TASK STATEMENT
Without the pictures, copy all the entries below exactly.

TASK DATA
= = = = =
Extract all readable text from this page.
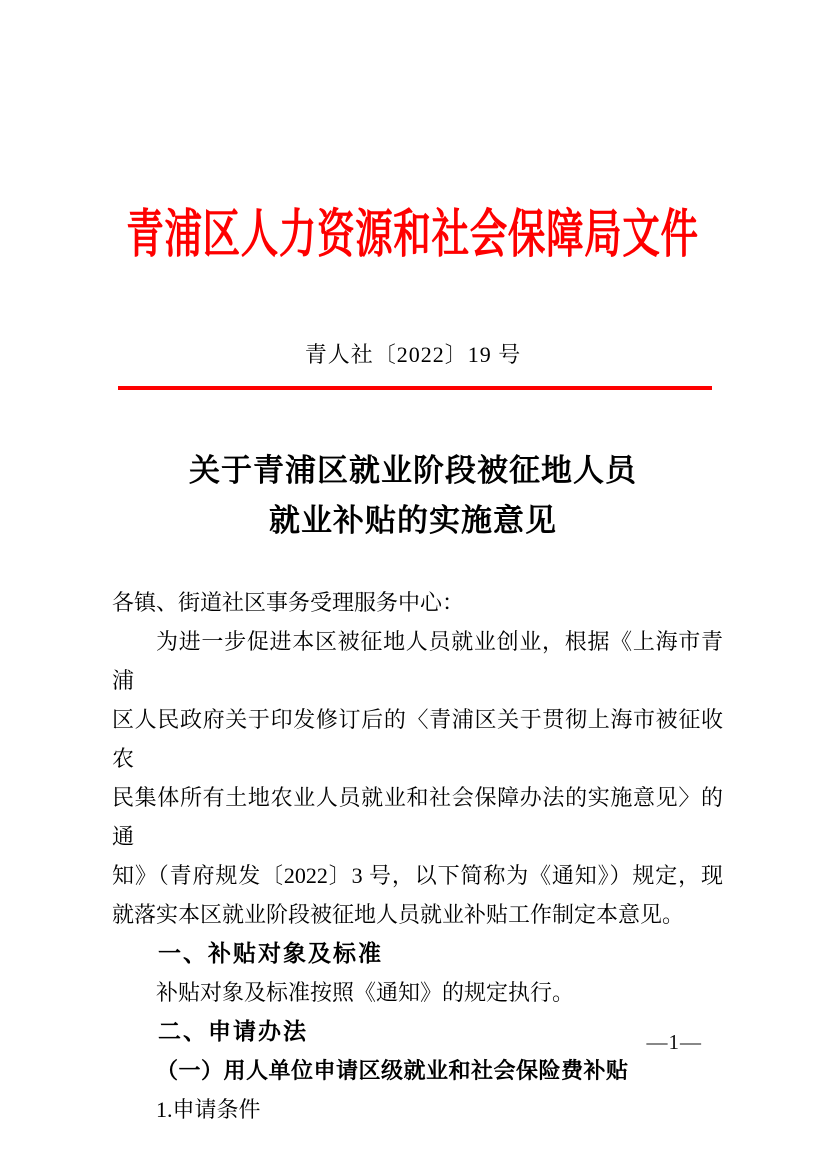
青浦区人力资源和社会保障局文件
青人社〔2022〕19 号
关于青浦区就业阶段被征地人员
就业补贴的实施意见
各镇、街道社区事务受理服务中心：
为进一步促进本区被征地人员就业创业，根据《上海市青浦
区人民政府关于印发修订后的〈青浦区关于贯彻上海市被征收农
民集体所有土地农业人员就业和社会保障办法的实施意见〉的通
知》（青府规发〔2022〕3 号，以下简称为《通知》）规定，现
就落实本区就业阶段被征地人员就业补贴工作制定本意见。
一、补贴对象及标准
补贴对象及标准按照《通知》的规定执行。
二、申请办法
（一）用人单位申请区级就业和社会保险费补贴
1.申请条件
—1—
= = = = =
FULL ANSWER
Extract all readable text from this page.
青浦区人力资源和社会保障局文件
青人社〔2022〕19 号
关于青浦区就业阶段被征地人员
就业补贴的实施意见
各镇、街道社区事务受理服务中心：
为进一步促进本区被征地人员就业创业，根据《上海市青浦
区人民政府关于印发修订后的〈青浦区关于贯彻上海市被征收农
民集体所有土地农业人员就业和社会保障办法的实施意见〉的通
知》（青府规发〔2022〕3 号，以下简称为《通知》）规定，现
就落实本区就业阶段被征地人员就业补贴工作制定本意见。
一、补贴对象及标准
补贴对象及标准按照《通知》的规定执行。
二、申请办法
（一）用人单位申请区级就业和社会保险费补贴
1.申请条件
—1—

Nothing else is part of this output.